Locate all lines in the data below that hold "name" and show them.

— start —

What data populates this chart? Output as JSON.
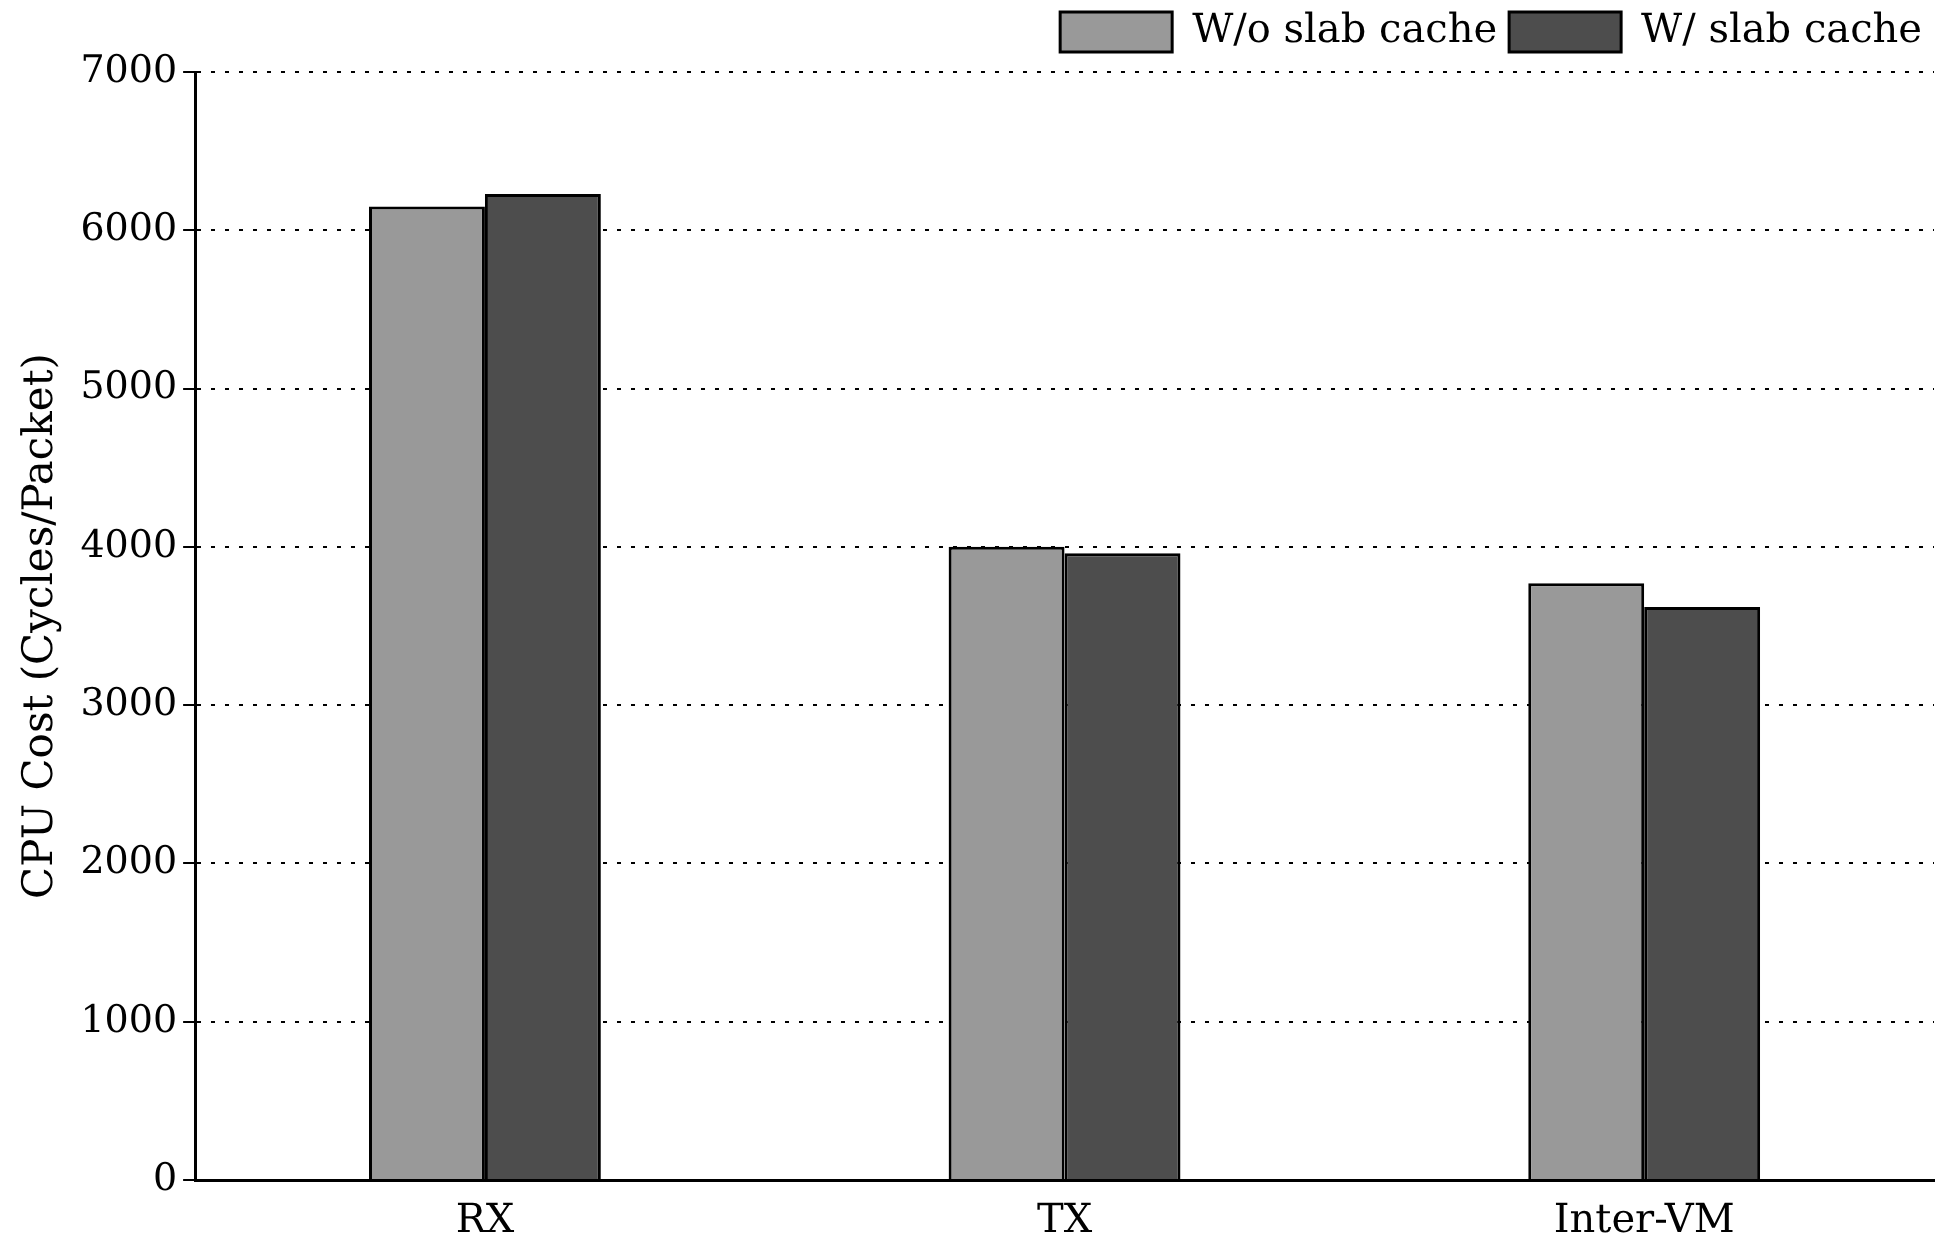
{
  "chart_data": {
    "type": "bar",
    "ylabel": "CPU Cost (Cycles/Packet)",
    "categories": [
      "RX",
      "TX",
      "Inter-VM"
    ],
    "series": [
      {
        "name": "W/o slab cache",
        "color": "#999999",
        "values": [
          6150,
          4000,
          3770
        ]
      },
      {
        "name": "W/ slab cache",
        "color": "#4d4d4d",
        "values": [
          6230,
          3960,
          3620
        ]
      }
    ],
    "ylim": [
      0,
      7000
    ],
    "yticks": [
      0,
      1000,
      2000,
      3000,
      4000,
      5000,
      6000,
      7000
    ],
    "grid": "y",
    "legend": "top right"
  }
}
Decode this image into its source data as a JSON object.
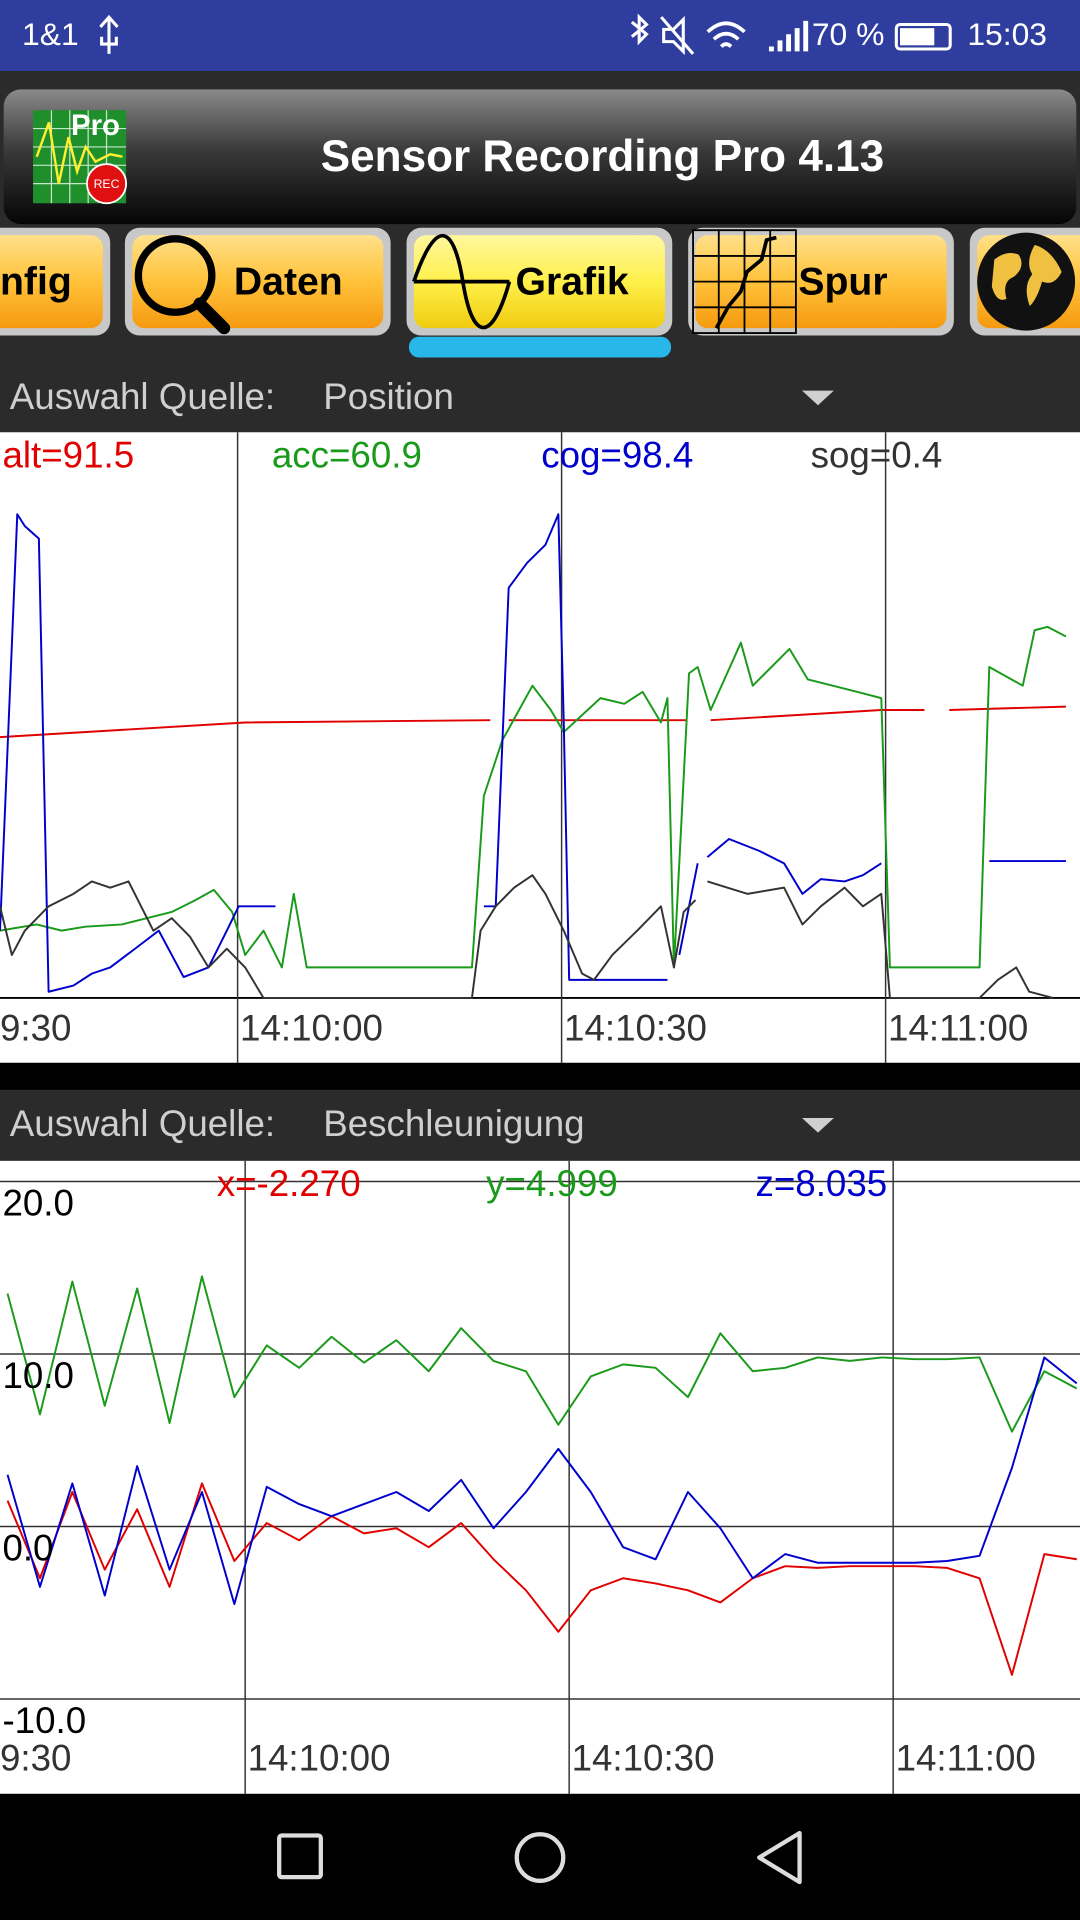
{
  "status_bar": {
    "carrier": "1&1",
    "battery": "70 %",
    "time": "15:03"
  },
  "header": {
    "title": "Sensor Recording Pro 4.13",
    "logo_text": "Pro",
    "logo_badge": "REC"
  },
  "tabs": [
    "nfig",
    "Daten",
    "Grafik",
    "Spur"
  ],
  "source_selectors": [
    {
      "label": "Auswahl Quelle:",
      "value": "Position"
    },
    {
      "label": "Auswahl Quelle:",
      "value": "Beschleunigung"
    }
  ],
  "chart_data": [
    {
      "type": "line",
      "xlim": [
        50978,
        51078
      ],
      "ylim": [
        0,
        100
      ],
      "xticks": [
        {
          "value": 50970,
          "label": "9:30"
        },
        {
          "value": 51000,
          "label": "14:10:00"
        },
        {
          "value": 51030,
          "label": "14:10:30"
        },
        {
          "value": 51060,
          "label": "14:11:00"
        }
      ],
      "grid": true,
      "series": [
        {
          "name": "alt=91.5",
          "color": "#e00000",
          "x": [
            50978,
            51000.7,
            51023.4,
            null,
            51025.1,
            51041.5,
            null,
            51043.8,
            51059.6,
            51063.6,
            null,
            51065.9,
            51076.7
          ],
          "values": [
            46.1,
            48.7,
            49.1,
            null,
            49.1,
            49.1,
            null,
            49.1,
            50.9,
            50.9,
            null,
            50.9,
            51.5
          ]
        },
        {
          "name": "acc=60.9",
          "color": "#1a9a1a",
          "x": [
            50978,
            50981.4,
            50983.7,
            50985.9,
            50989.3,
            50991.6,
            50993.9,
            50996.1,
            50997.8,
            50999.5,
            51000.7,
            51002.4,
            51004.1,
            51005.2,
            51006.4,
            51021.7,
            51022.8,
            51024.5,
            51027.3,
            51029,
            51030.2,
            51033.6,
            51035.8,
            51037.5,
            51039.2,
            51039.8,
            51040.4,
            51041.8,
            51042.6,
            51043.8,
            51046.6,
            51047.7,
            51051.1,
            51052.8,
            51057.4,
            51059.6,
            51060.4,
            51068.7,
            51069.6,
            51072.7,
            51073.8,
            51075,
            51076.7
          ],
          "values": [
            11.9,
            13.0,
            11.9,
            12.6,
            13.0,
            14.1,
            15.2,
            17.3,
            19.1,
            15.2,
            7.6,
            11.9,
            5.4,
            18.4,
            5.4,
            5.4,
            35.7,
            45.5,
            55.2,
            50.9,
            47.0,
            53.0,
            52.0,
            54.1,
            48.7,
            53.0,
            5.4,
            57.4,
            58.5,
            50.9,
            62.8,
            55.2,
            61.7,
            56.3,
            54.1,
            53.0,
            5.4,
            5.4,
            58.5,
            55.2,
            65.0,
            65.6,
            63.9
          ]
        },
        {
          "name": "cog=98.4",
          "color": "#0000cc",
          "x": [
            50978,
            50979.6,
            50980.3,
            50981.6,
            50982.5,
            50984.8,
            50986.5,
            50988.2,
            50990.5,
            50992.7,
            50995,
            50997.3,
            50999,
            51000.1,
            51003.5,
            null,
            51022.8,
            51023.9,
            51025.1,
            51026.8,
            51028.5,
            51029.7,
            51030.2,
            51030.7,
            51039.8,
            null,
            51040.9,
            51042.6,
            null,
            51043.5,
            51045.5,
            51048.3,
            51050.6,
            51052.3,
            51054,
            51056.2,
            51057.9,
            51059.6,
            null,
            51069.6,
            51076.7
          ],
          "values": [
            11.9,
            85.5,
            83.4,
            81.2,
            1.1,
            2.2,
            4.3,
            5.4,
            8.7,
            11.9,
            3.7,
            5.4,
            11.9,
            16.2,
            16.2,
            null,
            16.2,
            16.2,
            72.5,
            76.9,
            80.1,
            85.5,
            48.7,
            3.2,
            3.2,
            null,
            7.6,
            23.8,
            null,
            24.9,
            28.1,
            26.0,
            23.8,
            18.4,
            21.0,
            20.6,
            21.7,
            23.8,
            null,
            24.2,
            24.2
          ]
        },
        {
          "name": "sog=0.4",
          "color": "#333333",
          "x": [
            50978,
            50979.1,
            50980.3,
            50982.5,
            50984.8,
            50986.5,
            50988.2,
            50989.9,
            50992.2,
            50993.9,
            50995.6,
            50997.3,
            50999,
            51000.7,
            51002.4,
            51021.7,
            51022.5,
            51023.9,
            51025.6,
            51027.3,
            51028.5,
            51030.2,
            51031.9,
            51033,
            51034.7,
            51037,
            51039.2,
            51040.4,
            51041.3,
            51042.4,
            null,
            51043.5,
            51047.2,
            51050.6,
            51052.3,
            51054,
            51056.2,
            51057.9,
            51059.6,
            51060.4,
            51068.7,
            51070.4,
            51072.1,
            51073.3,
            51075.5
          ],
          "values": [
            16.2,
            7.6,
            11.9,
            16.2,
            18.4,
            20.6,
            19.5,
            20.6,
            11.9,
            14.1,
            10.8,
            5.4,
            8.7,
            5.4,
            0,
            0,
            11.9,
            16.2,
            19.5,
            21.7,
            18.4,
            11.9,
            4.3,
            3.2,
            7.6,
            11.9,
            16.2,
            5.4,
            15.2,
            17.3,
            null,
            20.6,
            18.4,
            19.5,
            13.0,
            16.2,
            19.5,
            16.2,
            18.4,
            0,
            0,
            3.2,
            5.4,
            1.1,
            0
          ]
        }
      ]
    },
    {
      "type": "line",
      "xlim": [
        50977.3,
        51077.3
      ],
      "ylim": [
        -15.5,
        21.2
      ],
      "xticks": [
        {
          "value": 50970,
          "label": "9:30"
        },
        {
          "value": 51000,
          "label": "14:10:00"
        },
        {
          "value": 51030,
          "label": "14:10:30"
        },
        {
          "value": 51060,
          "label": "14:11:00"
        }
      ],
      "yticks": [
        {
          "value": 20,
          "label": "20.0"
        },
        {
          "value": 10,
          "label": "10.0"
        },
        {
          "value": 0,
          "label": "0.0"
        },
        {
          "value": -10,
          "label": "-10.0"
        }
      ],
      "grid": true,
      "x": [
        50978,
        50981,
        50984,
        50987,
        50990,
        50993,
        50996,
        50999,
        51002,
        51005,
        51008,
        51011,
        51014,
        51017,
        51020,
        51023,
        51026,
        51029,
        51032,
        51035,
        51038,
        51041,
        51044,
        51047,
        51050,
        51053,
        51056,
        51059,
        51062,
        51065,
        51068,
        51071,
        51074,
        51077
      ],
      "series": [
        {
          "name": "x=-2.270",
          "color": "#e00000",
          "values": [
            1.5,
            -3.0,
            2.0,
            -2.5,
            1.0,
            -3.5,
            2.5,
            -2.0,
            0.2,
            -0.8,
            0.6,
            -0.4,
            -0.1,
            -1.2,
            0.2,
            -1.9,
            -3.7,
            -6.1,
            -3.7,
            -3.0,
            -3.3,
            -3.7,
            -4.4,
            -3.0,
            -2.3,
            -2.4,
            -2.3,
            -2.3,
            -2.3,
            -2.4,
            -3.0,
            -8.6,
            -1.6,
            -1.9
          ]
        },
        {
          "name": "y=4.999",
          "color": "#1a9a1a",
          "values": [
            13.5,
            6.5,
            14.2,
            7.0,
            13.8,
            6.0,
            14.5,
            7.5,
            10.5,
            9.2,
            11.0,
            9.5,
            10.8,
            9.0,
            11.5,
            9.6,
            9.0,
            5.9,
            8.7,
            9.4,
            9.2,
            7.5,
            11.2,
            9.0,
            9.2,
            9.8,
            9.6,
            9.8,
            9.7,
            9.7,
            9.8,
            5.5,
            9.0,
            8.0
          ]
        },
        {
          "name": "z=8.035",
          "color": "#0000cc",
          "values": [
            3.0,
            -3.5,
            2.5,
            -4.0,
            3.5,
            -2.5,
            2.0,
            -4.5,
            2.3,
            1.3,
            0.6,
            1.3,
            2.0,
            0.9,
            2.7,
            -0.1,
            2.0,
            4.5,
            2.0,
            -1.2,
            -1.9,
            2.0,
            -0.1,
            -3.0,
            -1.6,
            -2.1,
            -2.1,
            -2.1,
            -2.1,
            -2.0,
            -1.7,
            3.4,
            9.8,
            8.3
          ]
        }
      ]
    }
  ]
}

— end —

▸ **Response**:
        "name": "W/o slab cache",
        "name": "W/ slab cache",
          "name": "alt=91.5",
          "name": "acc=60.9",
          "name": "cog=98.4",
          "name": "sog=0.4",
          "name": "x=-2.270",
          "name": "y=4.999",
          "name": "z=8.035",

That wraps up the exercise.